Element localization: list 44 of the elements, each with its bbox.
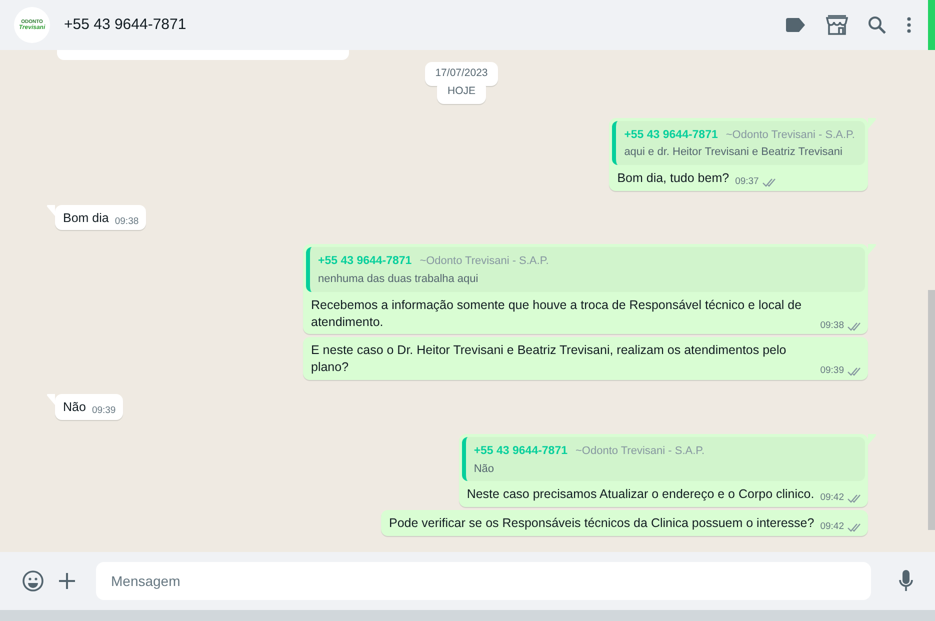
message-text: E neste caso o Dr. Heitor Trevisani e Beatriz Trevisani, realizam os atendimentos pelo plano? — [311, 342, 788, 376]
label-button[interactable] — [786, 18, 806, 32]
quoted-phone: +55 43 9644-7871 — [474, 445, 568, 458]
message-text: Neste caso precisamos Atualizar o endereço e o Corpo clinico. — [466, 486, 814, 504]
message-time: 09:38 — [114, 216, 139, 228]
quoted-sender: ~Odonto Trevisani - S.A.P. — [420, 255, 549, 268]
store-icon — [826, 15, 848, 35]
quoted-text: Não — [474, 462, 495, 476]
emoji-button[interactable] — [22, 570, 44, 592]
scrollbar-thumb[interactable] — [928, 290, 935, 530]
message-text: Não — [63, 399, 86, 416]
message-text: Bom dia, tudo bem? — [617, 170, 730, 187]
quoted-phone: +55 43 9644-7871 — [624, 128, 718, 140]
quoted-message[interactable]: +55 43 9644-7871 ~Odonto Trevisani - S.A.P. nenhuma das duas trabalha aqui — [306, 247, 865, 292]
message-field[interactable]: Mensagem — [96, 562, 871, 600]
message-time: 09:39 — [92, 405, 116, 418]
quoted-text: aqui e dr. Heitor Trevisani e Beatriz Trevisani — [624, 145, 844, 160]
tag-icon — [786, 18, 806, 32]
menu-button[interactable] — [906, 17, 912, 33]
message-time: 09:38 — [820, 320, 844, 332]
contact-name[interactable]: +55 43 9644-7871 — [64, 14, 186, 36]
shop-button[interactable] — [826, 15, 848, 35]
date-label: HOJE — [437, 80, 486, 104]
quoted-text: nenhuma das duas trabalha aqui — [318, 272, 480, 287]
search-button[interactable] — [868, 16, 886, 34]
quoted-phone: +55 43 9644-7871 — [318, 255, 412, 268]
message-time: 09:42 — [820, 521, 844, 534]
voice-button[interactable] — [899, 570, 913, 592]
message-time: 09:37 — [735, 176, 759, 189]
plus-icon — [58, 572, 76, 590]
microphone-icon — [899, 570, 913, 592]
message-text: Bom dia — [63, 210, 109, 226]
attach-button[interactable] — [58, 572, 76, 590]
search-icon — [868, 16, 886, 34]
message-time: 09:42 — [820, 492, 844, 506]
message-time: 09:39 — [820, 365, 844, 378]
emoji-icon — [22, 570, 44, 592]
quoted-sender: ~Odonto Trevisani - S.A.P. — [576, 445, 705, 458]
menu-icon — [906, 17, 912, 33]
message-text: Pode verificar se os Responsáveis técnicos da Clinica possuem o interesse? — [389, 515, 814, 532]
message-text: Recebemos a informação somente que houve a troca de Responsável técnico e local de atendimento. — [311, 296, 803, 330]
quoted-message[interactable]: +55 43 9644-7871 ~Odonto Trevisani - S.A.P. Não — [462, 437, 865, 482]
quoted-message[interactable]: +55 43 9644-7871 ~Odonto Trevisani - S.A.P. aqui e dr. Heitor Trevisani e Beatriz Trevisani — [612, 120, 865, 165]
quoted-sender: ~Odonto Trevisani - S.A.P. — [726, 128, 855, 140]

▬▬▬

**Directions:**
Format every line of the records above as a Markdown table with two columns, No. for the row number and Line for the line itself. Leave out blank lines and pictures.

**Task response:**
| No. | Line |
|---|---|
| 1 | Element localization: list 44 of the elements, each with its bbox. |
| 2 | message-text: E neste caso o Dr. Heitor Trevisani e Beatriz Trevisani, realizam os atendimentos pelo plano? — [311, 342, 788, 376] |
| 3 | label-button[interactable] — [786, 18, 806, 32] |
| 4 | quoted-phone: +55 43 9644-7871 — [474, 445, 568, 458] |
| 5 | message-text: Neste caso precisamos Atualizar o endereço e o Corpo clinico. — [466, 486, 814, 504] |
| 6 | message-time: 09:38 — [114, 216, 139, 228] |
| 7 | quoted-sender: ~Odonto Trevisani - S.A.P. — [420, 255, 549, 268] |
| 8 | store-icon — [826, 15, 848, 35] |
| 9 | quoted-text: Não — [474, 462, 495, 476] |
| 10 | emoji-button[interactable] — [22, 570, 44, 592] |
| 11 | scrollbar-thumb[interactable] — [928, 290, 935, 530] |
| 12 | message-text: Não — [63, 399, 86, 416] |
| 13 | message-text: Bom dia, tudo bem? — [617, 170, 730, 187] |
| 14 | quoted-phone: +55 43 9644-7871 — [624, 128, 718, 140] |
| 15 | quoted-message[interactable]: +55 43 9644-7871 ~Odonto Trevisani - S.A.P. nenhuma das duas trabalha aqui — [306, 247, 865, 292] |
| 16 | message-field[interactable]: Mensagem — [96, 562, 871, 600] |
| 17 | message-time: 09:39 — [92, 405, 116, 418] |
| 18 | quoted-text: aqui e dr. Heitor Trevisani e Beatriz Trevisani — [624, 145, 844, 160] |
| 19 | tag-icon — [786, 18, 806, 32] |
| 20 | menu-button[interactable] — [906, 17, 912, 33] |
| 21 | message-time: 09:38 — [820, 320, 844, 332] |
| 22 | contact-name[interactable]: +55 43 9644-7871 — [64, 14, 186, 36] |
| 23 | shop-button[interactable] — [826, 15, 848, 35] |
| 24 | date-label: HOJE — [437, 80, 486, 104] |
| 25 | quoted-text: nenhuma das duas trabalha aqui — [318, 272, 480, 287] |
| 26 | search-button[interactable] — [868, 16, 886, 34] |
| 27 | quoted-phone: +55 43 9644-7871 — [318, 255, 412, 268] |
| 28 | message-time: 09:42 — [820, 521, 844, 534] |
| 29 | voice-button[interactable] — [899, 570, 913, 592] |
| 30 | message-time: 09:37 — [735, 176, 759, 189] |
| 31 | plus-icon — [58, 572, 76, 590] |
| 32 | microphone-icon — [899, 570, 913, 592] |
| 33 | message-text: Bom dia — [63, 210, 109, 226] |
| 34 | attach-button[interactable] — [58, 572, 76, 590] |
| 35 | search-icon — [868, 16, 886, 34] |
| 36 | message-time: 09:42 — [820, 492, 844, 506] |
| 37 | message-time: 09:39 — [820, 365, 844, 378] |
| 38 | emoji-icon — [22, 570, 44, 592] |
| 39 | quoted-sender: ~Odonto Trevisani - S.A.P. — [576, 445, 705, 458] |
| 40 | menu-icon — [906, 17, 912, 33] |
| 41 | message-text: Pode verificar se os Responsáveis técnicos da Clinica possuem o interesse? — [389, 515, 814, 532] |
| 42 | message-text: Recebemos a informação somente que houve a troca de Responsável técnico e local de atendimento. — [311, 296, 803, 330] |
| 43 | quoted-message[interactable]: +55 43 9644-7871 ~Odonto Trevisani - S.A.P. Não — [462, 437, 865, 482] |
| 44 | quoted-message[interactable]: +55 43 9644-7871 ~Odonto Trevisani - S.A.P. aqui e dr. Heitor Trevisani e Beatriz Trevisani — [612, 120, 865, 165] |
| 45 | quoted-sender: ~Odonto Trevisani - S.A.P. — [726, 128, 855, 140] |